[Entries from a dataset]
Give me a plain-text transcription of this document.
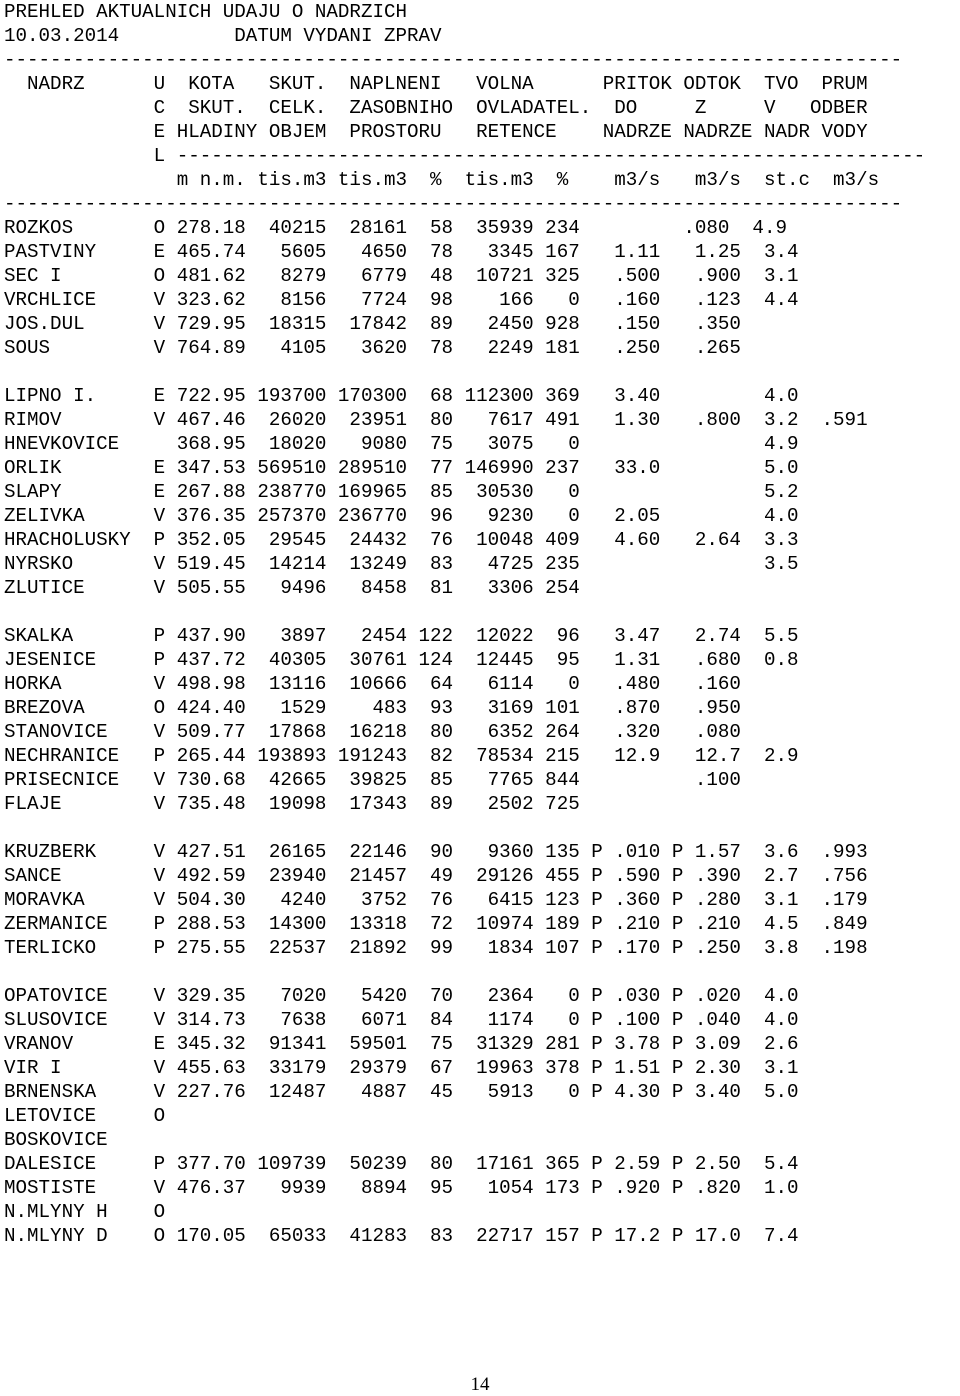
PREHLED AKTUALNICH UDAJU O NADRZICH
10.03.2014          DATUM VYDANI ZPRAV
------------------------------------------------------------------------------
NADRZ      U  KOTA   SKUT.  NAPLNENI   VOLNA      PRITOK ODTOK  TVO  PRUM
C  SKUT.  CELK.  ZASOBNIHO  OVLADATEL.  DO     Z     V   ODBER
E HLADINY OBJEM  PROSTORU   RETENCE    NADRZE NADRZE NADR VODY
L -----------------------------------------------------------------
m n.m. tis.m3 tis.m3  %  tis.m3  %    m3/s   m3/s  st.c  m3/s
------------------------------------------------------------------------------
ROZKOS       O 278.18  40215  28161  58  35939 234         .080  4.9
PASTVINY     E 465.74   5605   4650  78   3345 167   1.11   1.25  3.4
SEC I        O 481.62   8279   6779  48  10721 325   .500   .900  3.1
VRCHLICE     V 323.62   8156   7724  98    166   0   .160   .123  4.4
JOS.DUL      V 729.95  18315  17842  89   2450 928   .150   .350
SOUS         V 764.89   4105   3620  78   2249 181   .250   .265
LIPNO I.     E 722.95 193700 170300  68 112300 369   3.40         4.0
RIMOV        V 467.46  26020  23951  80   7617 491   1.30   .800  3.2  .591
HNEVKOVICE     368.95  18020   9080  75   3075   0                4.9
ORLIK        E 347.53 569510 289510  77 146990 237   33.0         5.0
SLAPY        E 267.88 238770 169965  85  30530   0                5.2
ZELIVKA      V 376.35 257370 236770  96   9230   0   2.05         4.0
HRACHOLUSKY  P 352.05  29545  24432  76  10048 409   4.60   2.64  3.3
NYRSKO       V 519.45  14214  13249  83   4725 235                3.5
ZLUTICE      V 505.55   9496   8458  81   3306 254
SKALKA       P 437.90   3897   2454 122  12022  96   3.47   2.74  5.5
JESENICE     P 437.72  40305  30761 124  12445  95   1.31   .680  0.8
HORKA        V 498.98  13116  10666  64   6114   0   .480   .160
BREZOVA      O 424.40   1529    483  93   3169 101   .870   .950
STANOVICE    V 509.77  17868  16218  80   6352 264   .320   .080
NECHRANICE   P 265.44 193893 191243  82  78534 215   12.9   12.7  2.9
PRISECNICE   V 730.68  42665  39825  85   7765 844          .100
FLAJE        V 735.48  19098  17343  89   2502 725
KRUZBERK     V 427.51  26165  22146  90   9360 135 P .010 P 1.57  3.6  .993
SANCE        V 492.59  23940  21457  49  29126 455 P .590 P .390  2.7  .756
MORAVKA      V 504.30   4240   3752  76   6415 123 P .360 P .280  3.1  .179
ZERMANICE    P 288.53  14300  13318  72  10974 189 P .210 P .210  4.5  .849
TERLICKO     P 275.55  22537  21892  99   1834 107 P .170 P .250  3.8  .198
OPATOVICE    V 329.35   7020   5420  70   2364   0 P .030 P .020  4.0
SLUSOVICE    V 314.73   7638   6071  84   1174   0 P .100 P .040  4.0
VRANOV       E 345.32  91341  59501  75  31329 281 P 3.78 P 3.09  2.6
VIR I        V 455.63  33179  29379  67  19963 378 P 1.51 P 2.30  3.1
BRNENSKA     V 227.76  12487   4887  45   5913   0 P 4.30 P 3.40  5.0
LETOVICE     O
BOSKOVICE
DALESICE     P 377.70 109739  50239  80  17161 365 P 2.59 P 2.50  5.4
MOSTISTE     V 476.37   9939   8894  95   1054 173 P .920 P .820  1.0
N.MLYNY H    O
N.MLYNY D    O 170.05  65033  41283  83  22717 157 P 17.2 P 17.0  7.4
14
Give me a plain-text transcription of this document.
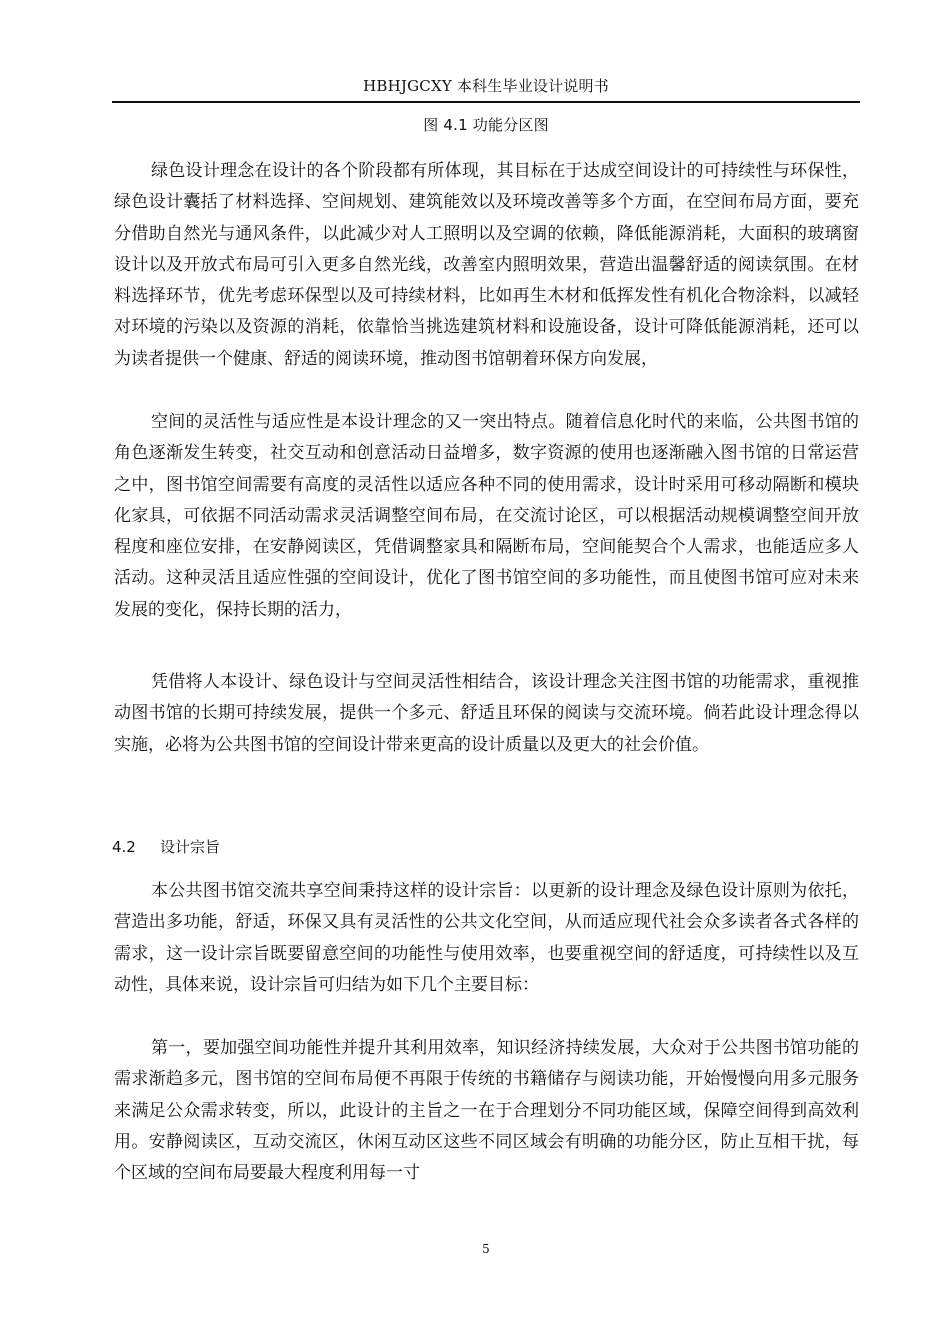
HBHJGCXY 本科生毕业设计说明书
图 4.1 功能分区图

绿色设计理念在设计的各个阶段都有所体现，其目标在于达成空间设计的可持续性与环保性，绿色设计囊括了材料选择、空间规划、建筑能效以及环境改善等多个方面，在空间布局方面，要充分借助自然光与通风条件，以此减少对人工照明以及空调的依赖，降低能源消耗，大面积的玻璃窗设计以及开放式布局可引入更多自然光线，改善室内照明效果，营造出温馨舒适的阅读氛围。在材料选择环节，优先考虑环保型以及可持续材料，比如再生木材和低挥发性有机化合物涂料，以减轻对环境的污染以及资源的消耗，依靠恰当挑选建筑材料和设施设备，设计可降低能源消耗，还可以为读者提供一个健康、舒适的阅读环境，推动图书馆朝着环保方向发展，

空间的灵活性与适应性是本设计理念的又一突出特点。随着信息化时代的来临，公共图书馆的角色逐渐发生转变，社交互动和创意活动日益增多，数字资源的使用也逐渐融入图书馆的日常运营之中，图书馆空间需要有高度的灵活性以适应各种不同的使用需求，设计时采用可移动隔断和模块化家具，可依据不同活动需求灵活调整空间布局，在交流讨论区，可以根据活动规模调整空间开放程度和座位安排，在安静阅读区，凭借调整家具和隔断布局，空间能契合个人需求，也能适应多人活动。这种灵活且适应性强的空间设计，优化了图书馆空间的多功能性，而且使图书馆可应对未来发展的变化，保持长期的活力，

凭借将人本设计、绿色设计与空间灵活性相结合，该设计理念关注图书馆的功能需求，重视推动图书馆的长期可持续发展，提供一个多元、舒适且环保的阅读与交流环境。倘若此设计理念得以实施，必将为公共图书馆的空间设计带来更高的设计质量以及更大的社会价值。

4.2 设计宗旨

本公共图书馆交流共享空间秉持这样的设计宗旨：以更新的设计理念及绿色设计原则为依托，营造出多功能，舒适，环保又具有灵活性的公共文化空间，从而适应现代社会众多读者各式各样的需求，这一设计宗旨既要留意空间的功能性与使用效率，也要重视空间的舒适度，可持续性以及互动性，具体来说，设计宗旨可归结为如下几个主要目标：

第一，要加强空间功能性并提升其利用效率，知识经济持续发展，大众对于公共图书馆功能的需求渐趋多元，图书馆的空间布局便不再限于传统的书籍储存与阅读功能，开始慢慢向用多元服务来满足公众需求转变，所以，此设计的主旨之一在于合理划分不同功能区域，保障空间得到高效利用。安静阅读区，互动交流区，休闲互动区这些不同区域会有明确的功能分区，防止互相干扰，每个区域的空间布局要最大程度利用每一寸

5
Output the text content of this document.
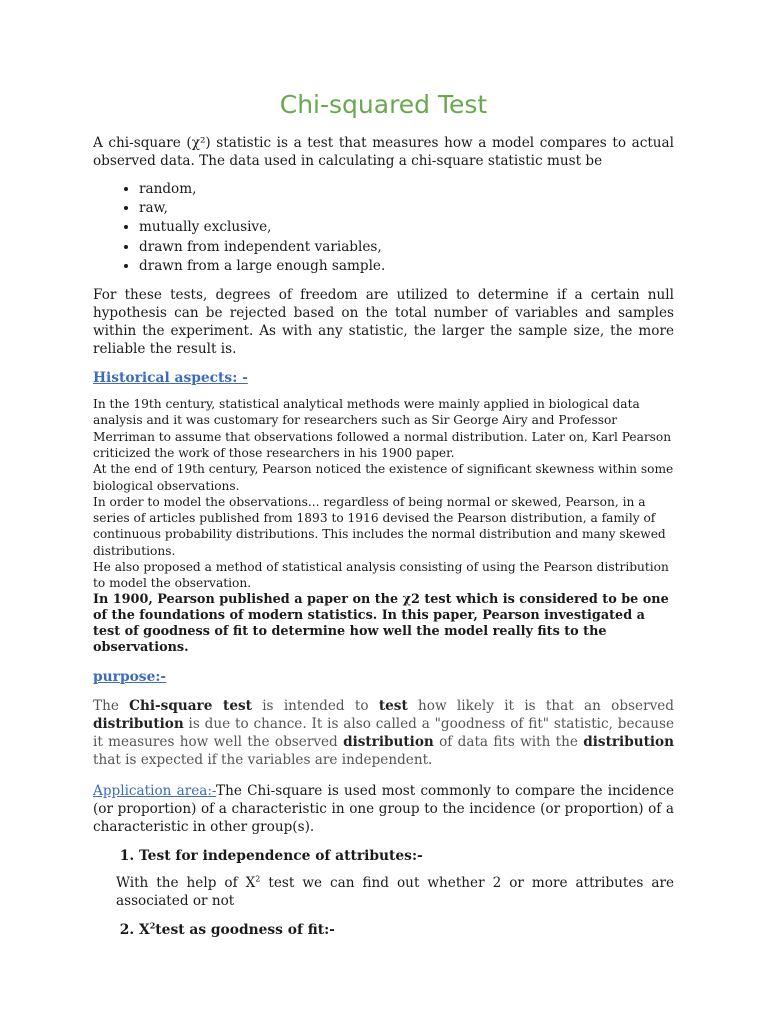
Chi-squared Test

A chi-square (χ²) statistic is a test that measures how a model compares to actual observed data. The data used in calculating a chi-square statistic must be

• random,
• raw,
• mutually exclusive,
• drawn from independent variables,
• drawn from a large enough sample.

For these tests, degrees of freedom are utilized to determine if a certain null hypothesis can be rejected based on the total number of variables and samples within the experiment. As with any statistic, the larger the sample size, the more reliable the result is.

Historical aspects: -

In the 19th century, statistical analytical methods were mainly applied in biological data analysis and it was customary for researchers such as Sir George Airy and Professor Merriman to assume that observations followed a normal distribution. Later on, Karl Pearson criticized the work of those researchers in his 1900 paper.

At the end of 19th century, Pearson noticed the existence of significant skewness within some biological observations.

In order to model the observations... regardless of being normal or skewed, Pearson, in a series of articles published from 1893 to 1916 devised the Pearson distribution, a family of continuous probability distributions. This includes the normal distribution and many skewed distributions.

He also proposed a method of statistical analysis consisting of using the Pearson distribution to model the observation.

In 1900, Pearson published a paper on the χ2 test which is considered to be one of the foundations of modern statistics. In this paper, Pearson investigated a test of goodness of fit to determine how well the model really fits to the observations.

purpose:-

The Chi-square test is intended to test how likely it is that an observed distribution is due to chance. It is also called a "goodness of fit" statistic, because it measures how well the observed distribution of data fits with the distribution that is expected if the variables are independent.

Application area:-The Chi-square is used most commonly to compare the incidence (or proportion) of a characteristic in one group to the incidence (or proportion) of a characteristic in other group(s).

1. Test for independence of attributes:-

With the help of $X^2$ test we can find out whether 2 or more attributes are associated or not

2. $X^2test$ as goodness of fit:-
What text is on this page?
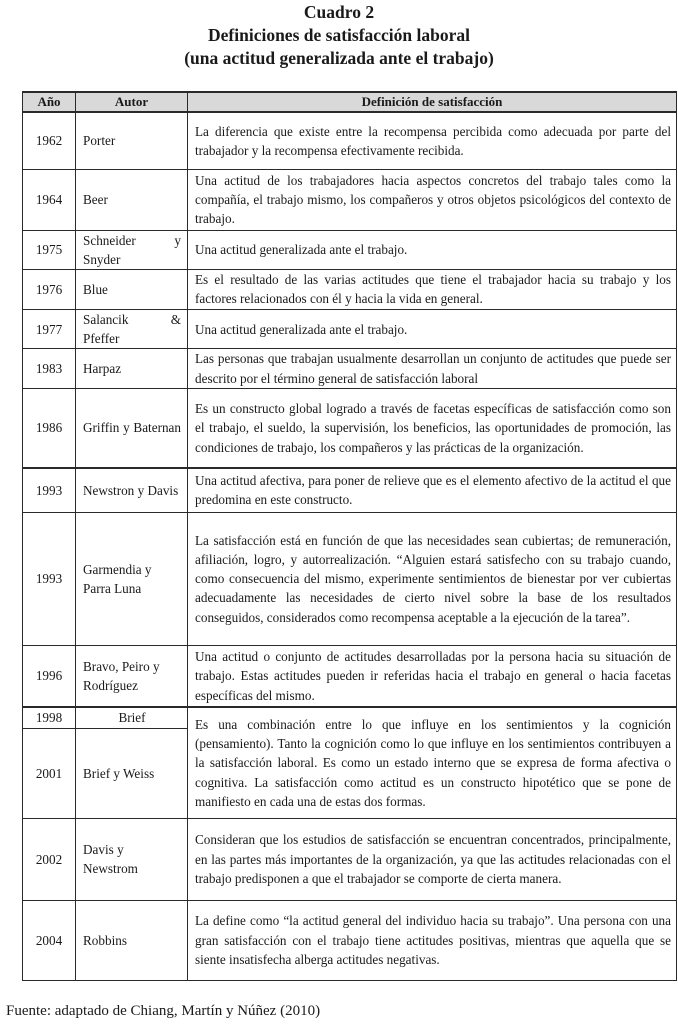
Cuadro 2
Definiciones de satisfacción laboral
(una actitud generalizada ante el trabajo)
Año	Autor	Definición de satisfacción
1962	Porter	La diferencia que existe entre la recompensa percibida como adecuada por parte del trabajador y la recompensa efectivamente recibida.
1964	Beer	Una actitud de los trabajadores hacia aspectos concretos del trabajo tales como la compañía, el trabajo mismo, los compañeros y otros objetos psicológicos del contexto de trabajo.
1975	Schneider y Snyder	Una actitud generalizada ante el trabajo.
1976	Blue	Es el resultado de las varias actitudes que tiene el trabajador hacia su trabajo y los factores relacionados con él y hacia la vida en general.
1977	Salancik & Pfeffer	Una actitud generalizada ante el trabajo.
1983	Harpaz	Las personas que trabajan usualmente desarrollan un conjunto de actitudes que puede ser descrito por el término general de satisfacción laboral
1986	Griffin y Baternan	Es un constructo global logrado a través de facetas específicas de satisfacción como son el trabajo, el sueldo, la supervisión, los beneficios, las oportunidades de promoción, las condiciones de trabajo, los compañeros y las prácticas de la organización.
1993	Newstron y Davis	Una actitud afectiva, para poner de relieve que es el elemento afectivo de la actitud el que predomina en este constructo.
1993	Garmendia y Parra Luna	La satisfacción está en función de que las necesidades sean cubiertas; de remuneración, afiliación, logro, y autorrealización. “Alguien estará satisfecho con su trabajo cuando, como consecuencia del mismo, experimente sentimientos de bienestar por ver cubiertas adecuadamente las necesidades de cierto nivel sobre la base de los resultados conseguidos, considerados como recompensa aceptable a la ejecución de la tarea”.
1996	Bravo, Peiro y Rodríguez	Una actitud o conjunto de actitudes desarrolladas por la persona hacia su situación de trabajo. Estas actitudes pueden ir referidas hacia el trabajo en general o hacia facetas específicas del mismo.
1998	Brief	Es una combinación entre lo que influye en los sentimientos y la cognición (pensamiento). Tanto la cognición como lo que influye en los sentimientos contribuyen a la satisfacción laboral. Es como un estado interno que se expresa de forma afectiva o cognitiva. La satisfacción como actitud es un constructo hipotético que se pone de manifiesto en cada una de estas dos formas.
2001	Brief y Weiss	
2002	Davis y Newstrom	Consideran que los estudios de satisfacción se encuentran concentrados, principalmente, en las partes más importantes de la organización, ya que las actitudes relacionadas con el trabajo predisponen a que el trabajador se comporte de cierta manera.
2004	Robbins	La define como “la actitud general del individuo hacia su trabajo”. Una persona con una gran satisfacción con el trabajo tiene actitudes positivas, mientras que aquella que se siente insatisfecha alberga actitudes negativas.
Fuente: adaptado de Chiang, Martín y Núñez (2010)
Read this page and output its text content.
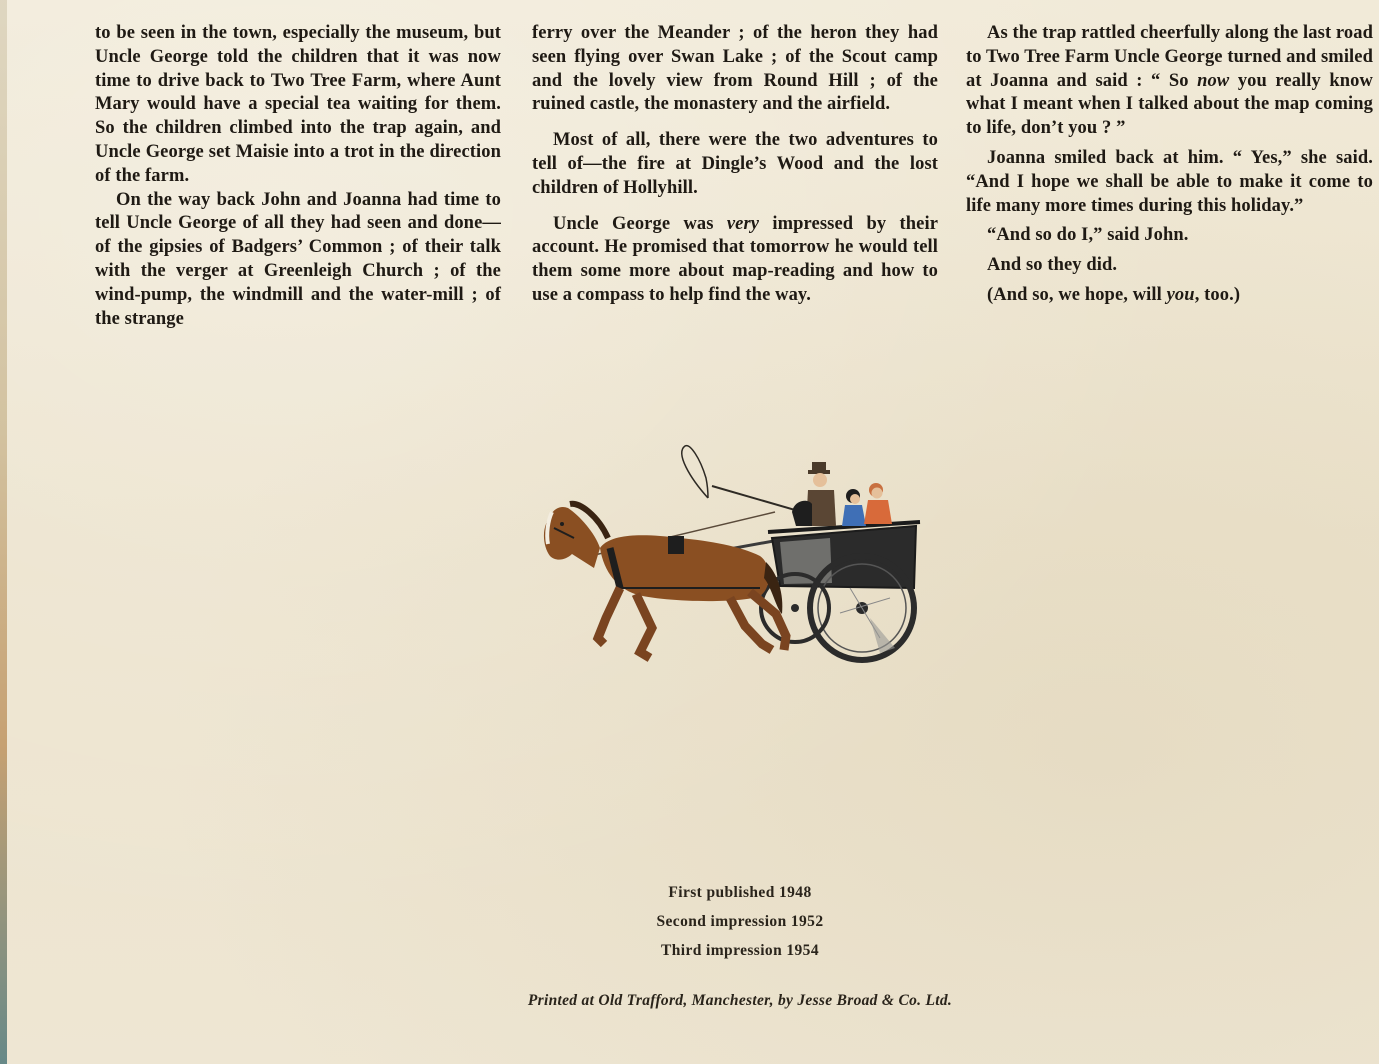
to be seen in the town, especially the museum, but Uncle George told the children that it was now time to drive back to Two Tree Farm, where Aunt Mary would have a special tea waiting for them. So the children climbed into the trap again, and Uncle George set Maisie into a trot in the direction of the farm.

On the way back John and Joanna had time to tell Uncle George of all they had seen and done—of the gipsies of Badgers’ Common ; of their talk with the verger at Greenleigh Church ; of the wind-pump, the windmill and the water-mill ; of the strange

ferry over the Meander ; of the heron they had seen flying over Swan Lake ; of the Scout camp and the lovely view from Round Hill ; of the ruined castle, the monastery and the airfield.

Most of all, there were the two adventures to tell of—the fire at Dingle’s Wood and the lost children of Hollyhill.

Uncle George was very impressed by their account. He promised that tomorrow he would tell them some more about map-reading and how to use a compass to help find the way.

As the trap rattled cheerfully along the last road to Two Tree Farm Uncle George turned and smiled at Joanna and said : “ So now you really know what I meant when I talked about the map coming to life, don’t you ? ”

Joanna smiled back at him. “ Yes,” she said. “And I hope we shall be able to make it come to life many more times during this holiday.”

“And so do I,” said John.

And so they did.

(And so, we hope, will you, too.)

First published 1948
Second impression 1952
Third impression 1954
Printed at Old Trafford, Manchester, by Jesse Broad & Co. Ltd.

- _Prompt_:
Each line from the one containing "Read this page and output its text content." through the last line of the listing is to be given again exactly, with no pictures and no other lines.

- _Result of the exercise_:
Read this page and output its text content.
to be seen in the town, especially the museum, but Uncle George told the children that it was now time to drive back to Two Tree Farm, where Aunt Mary would have a special tea waiting for them. So the children climbed into the trap again, and Uncle George set Maisie into a trot in the direction of the farm.

On the way back John and Joanna had time to tell Uncle George of all they had seen and done—of the gipsies of Badgers’ Common ; of their talk with the verger at Greenleigh Church ; of the wind-pump, the windmill and the water-mill ; of the strange

ferry over the Meander ; of the heron they had seen flying over Swan Lake ; of the Scout camp and the lovely view from Round Hill ; of the ruined castle, the monastery and the airfield.

Most of all, there were the two adventures to tell of—the fire at Dingle’s Wood and the lost children of Hollyhill.

Uncle George was very impressed by their account. He promised that tomorrow he would tell them some more about map-reading and how to use a compass to help find the way.

As the trap rattled cheerfully along the last road to Two Tree Farm Uncle George turned and smiled at Joanna and said : “ So now you really know what I meant when I talked about the map coming to life, don’t you ? ”

Joanna smiled back at him. “ Yes,” she said. “And I hope we shall be able to make it come to life many more times during this holiday.”

“And so do I,” said John.

And so they did.

(And so, we hope, will you, too.)

First published 1948
Second impression 1952
Third impression 1954
Printed at Old Trafford, Manchester, by Jesse Broad & Co. Ltd.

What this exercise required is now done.